## Data
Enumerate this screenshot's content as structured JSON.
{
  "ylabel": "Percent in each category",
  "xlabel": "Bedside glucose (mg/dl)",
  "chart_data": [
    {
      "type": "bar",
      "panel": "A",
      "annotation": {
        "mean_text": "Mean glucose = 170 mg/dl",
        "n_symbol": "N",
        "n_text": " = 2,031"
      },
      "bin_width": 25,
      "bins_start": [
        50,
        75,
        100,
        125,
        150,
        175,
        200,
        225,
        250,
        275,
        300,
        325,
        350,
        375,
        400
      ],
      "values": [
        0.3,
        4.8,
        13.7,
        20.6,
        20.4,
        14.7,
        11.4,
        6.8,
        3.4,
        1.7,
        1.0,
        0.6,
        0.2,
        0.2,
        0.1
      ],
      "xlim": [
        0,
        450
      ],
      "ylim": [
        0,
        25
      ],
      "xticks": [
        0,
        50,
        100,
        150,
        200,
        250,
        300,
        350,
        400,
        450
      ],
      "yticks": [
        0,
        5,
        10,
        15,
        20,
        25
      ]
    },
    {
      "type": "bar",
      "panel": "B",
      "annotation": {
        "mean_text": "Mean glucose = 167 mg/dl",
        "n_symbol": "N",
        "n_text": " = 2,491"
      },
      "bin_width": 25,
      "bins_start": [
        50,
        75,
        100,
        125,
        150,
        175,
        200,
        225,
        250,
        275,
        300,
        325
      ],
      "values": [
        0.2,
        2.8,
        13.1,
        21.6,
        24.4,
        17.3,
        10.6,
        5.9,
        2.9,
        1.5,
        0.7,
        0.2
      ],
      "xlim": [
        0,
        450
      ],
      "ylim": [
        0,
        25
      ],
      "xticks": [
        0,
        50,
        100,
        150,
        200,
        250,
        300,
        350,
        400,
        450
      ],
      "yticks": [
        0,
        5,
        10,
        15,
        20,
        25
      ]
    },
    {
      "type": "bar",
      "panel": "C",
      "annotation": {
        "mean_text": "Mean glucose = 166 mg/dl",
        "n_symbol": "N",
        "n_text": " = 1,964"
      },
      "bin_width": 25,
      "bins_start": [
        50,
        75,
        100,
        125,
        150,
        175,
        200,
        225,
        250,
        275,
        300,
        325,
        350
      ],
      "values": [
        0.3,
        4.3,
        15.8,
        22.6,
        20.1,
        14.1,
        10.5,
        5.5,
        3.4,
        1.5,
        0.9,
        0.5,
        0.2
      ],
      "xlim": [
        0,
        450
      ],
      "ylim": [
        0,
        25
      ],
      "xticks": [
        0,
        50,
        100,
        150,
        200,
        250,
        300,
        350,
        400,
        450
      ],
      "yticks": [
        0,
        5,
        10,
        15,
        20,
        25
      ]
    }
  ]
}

## Description of the task
Output the entries verbatim.

## Exercise response
Enumerate this screenshot's content as structured JSON.
{
  "ylabel": "Percent in each category",
  "xlabel": "Bedside glucose (mg/dl)",
  "chart_data": [
    {
      "type": "bar",
      "panel": "A",
      "annotation": {
        "mean_text": "Mean glucose = 170 mg/dl",
        "n_symbol": "N",
        "n_text": " = 2,031"
      },
      "bin_width": 25,
      "bins_start": [
        50,
        75,
        100,
        125,
        150,
        175,
        200,
        225,
        250,
        275,
        300,
        325,
        350,
        375,
        400
      ],
      "values": [
        0.3,
        4.8,
        13.7,
        20.6,
        20.4,
        14.7,
        11.4,
        6.8,
        3.4,
        1.7,
        1.0,
        0.6,
        0.2,
        0.2,
        0.1
      ],
      "xlim": [
        0,
        450
      ],
      "ylim": [
        0,
        25
      ],
      "xticks": [
        0,
        50,
        100,
        150,
        200,
        250,
        300,
        350,
        400,
        450
      ],
      "yticks": [
        0,
        5,
        10,
        15,
        20,
        25
      ]
    },
    {
      "type": "bar",
      "panel": "B",
      "annotation": {
        "mean_text": "Mean glucose = 167 mg/dl",
        "n_symbol": "N",
        "n_text": " = 2,491"
      },
      "bin_width": 25,
      "bins_start": [
        50,
        75,
        100,
        125,
        150,
        175,
        200,
        225,
        250,
        275,
        300,
        325
      ],
      "values": [
        0.2,
        2.8,
        13.1,
        21.6,
        24.4,
        17.3,
        10.6,
        5.9,
        2.9,
        1.5,
        0.7,
        0.2
      ],
      "xlim": [
        0,
        450
      ],
      "ylim": [
        0,
        25
      ],
      "xticks": [
        0,
        50,
        100,
        150,
        200,
        250,
        300,
        350,
        400,
        450
      ],
      "yticks": [
        0,
        5,
        10,
        15,
        20,
        25
      ]
    },
    {
      "type": "bar",
      "panel": "C",
      "annotation": {
        "mean_text": "Mean glucose = 166 mg/dl",
        "n_symbol": "N",
        "n_text": " = 1,964"
      },
      "bin_width": 25,
      "bins_start": [
        50,
        75,
        100,
        125,
        150,
        175,
        200,
        225,
        250,
        275,
        300,
        325,
        350
      ],
      "values": [
        0.3,
        4.3,
        15.8,
        22.6,
        20.1,
        14.1,
        10.5,
        5.5,
        3.4,
        1.5,
        0.9,
        0.5,
        0.2
      ],
      "xlim": [
        0,
        450
      ],
      "ylim": [
        0,
        25
      ],
      "xticks": [
        0,
        50,
        100,
        150,
        200,
        250,
        300,
        350,
        400,
        450
      ],
      "yticks": [
        0,
        5,
        10,
        15,
        20,
        25
      ]
    }
  ]
}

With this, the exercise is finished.